# [WRITTEN TASK]
Produce an exact copy of all the records.

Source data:
⁂
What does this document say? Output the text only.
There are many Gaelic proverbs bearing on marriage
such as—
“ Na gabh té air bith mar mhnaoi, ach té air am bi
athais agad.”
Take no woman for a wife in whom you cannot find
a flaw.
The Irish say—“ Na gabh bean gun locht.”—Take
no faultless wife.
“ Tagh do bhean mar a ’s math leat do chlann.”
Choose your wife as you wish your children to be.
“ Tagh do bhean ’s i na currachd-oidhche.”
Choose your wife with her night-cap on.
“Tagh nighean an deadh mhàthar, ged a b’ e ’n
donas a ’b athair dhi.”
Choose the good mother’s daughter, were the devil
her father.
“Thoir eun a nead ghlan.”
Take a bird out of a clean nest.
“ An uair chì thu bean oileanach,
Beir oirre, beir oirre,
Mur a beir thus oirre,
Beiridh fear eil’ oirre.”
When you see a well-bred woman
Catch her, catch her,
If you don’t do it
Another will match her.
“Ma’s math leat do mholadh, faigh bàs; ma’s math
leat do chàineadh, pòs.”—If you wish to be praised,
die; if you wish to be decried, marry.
⁂
# [ANSWER TO THE EXERCISE]
What does this document say? Output the text only.
There are many Gaelic proverbs bearing on marriage
such as—
“ Na gabh té air bith mar mhnaoi, ach té air am bi
athais agad.”
Take no woman for a wife in whom you cannot find
a flaw.
The Irish say—“ Na gabh bean gun locht.”—Take
no faultless wife.
“ Tagh do bhean mar a ’s math leat do chlann.”
Choose your wife as you wish your children to be.
“ Tagh do bhean ’s i na currachd-oidhche.”
Choose your wife with her night-cap on.
“Tagh nighean an deadh mhàthar, ged a b’ e ’n
donas a ’b athair dhi.”
Choose the good mother’s daughter, were the devil
her father.
“Thoir eun a nead ghlan.”
Take a bird out of a clean nest.
“ An uair chì thu bean oileanach,
Beir oirre, beir oirre,
Mur a beir thus oirre,
Beiridh fear eil’ oirre.”
When you see a well-bred woman
Catch her, catch her,
If you don’t do it
Another will match her.
“Ma’s math leat do mholadh, faigh bàs; ma’s math
leat do chàineadh, pòs.”—If you wish to be praised,
die; if you wish to be decried, marry.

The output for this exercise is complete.